* [REQUEST]
Restate each line word for word. Leave out every picture.

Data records
##############################

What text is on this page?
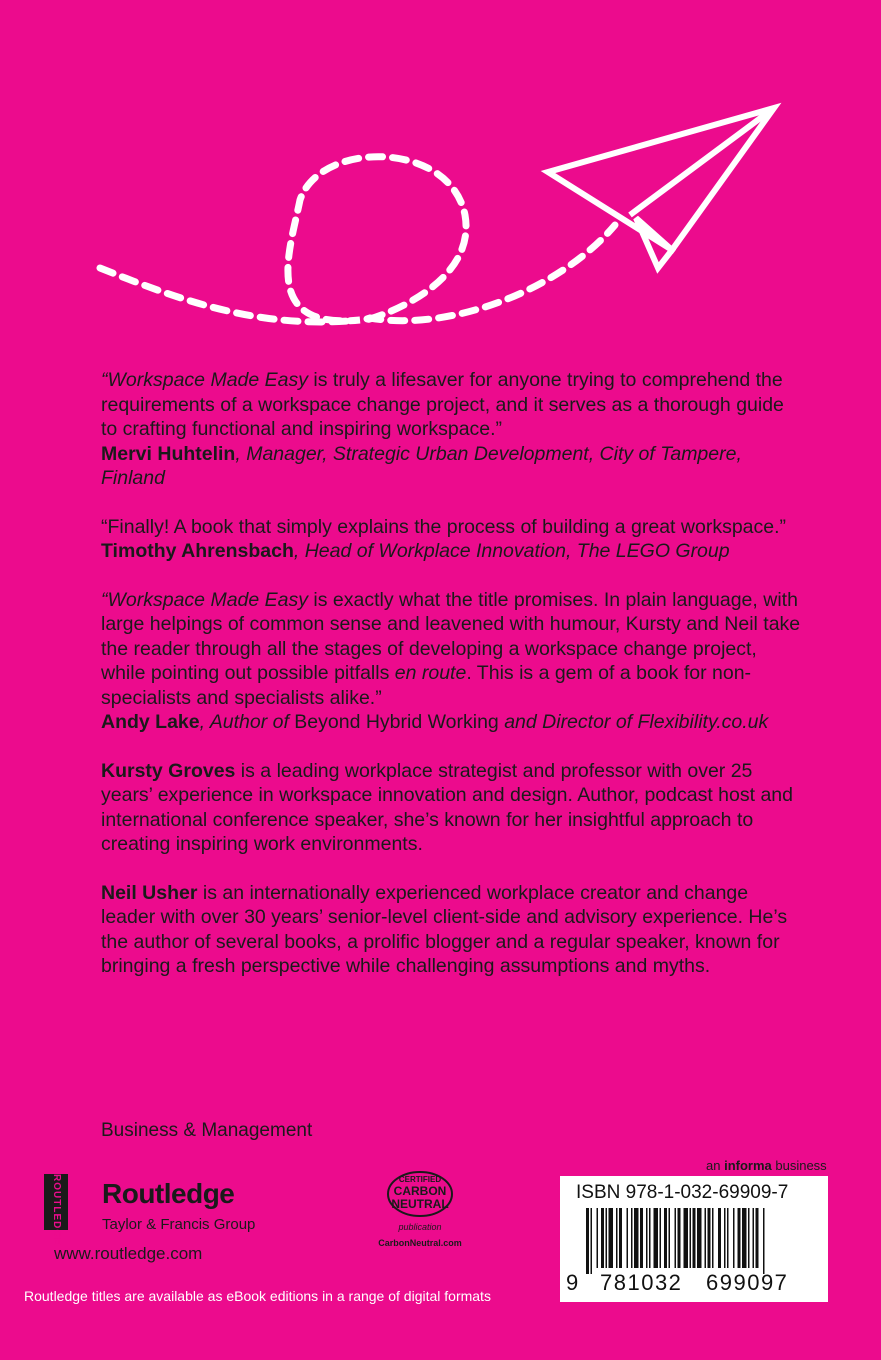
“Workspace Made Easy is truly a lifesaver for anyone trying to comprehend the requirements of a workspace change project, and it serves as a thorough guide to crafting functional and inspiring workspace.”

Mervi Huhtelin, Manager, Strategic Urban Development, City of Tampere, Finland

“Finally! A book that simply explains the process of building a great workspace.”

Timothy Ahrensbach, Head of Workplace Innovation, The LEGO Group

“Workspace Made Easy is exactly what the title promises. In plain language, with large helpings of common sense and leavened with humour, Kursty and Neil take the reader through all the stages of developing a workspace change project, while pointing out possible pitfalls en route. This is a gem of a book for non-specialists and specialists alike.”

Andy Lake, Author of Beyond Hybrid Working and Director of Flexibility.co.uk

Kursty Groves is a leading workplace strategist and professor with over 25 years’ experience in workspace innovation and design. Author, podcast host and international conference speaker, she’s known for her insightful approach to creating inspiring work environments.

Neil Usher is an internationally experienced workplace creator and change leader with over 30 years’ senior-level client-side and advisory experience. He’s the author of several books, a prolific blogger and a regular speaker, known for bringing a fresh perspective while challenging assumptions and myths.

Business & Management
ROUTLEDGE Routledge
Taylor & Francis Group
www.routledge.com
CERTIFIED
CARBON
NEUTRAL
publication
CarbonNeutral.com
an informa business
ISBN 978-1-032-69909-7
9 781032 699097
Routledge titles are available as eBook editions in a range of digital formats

##############################

* [TASK RESULT]
What text is on this page?
“Workspace Made Easy is truly a lifesaver for anyone trying to comprehend the requirements of a workspace change project, and it serves as a thorough guide to crafting functional and inspiring workspace.”

Mervi Huhtelin, Manager, Strategic Urban Development, City of Tampere, Finland

“Finally! A book that simply explains the process of building a great workspace.”

Timothy Ahrensbach, Head of Workplace Innovation, The LEGO Group

“Workspace Made Easy is exactly what the title promises. In plain language, with large helpings of common sense and leavened with humour, Kursty and Neil take the reader through all the stages of developing a workspace change project, while pointing out possible pitfalls en route. This is a gem of a book for non-specialists and specialists alike.”

Andy Lake, Author of Beyond Hybrid Working and Director of Flexibility.co.uk

Kursty Groves is a leading workplace strategist and professor with over 25 years’ experience in workspace innovation and design. Author, podcast host and international conference speaker, she’s known for her insightful approach to creating inspiring work environments.

Neil Usher is an internationally experienced workplace creator and change leader with over 30 years’ senior-level client-side and advisory experience. He’s the author of several books, a prolific blogger and a regular speaker, known for bringing a fresh perspective while challenging assumptions and myths.

Business & Management
ROUTLEDGE Routledge
Taylor & Francis Group
www.routledge.com
CERTIFIED
CARBON
NEUTRAL
publication
CarbonNeutral.com
an informa business
ISBN 978-1-032-69909-7
9 781032 699097
Routledge titles are available as eBook editions in a range of digital formats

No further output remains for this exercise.